(begin)

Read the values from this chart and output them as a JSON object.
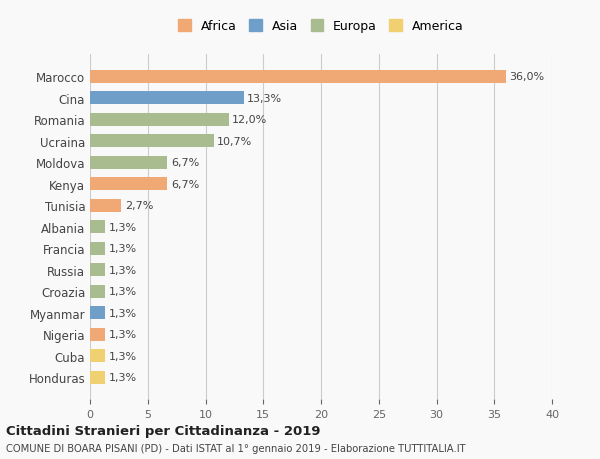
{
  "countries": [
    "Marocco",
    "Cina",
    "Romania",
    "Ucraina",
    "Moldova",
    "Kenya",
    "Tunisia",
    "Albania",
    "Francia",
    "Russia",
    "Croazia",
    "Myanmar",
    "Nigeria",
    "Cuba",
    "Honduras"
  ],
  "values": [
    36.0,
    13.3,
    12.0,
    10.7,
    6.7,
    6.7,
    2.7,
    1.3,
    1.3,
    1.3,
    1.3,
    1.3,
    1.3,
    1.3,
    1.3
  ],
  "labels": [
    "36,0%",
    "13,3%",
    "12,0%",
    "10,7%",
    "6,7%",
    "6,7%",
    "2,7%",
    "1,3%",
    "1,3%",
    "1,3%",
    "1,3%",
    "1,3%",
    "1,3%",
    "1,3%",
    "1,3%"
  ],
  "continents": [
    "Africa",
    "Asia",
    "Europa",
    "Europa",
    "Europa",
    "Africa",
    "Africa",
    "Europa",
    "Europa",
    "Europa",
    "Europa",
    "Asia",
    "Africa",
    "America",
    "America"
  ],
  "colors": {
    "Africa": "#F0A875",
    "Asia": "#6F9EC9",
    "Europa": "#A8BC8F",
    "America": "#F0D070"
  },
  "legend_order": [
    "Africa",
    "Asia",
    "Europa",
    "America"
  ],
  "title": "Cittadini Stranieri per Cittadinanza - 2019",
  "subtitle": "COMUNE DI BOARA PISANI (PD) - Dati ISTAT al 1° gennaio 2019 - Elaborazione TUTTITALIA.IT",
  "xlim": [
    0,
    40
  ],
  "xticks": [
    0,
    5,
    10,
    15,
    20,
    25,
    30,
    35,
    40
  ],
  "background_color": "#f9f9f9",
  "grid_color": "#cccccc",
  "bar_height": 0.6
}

(end)

Reproduce each entry precisely. Leave the pictures out.

### Solution to this task:
Read the values from this chart and output them as a JSON object.
{
  "countries": [
    "Marocco",
    "Cina",
    "Romania",
    "Ucraina",
    "Moldova",
    "Kenya",
    "Tunisia",
    "Albania",
    "Francia",
    "Russia",
    "Croazia",
    "Myanmar",
    "Nigeria",
    "Cuba",
    "Honduras"
  ],
  "values": [
    36.0,
    13.3,
    12.0,
    10.7,
    6.7,
    6.7,
    2.7,
    1.3,
    1.3,
    1.3,
    1.3,
    1.3,
    1.3,
    1.3,
    1.3
  ],
  "labels": [
    "36,0%",
    "13,3%",
    "12,0%",
    "10,7%",
    "6,7%",
    "6,7%",
    "2,7%",
    "1,3%",
    "1,3%",
    "1,3%",
    "1,3%",
    "1,3%",
    "1,3%",
    "1,3%",
    "1,3%"
  ],
  "continents": [
    "Africa",
    "Asia",
    "Europa",
    "Europa",
    "Europa",
    "Africa",
    "Africa",
    "Europa",
    "Europa",
    "Europa",
    "Europa",
    "Asia",
    "Africa",
    "America",
    "America"
  ],
  "colors": {
    "Africa": "#F0A875",
    "Asia": "#6F9EC9",
    "Europa": "#A8BC8F",
    "America": "#F0D070"
  },
  "legend_order": [
    "Africa",
    "Asia",
    "Europa",
    "America"
  ],
  "title": "Cittadini Stranieri per Cittadinanza - 2019",
  "subtitle": "COMUNE DI BOARA PISANI (PD) - Dati ISTAT al 1° gennaio 2019 - Elaborazione TUTTITALIA.IT",
  "xlim": [
    0,
    40
  ],
  "xticks": [
    0,
    5,
    10,
    15,
    20,
    25,
    30,
    35,
    40
  ],
  "background_color": "#f9f9f9",
  "grid_color": "#cccccc",
  "bar_height": 0.6
}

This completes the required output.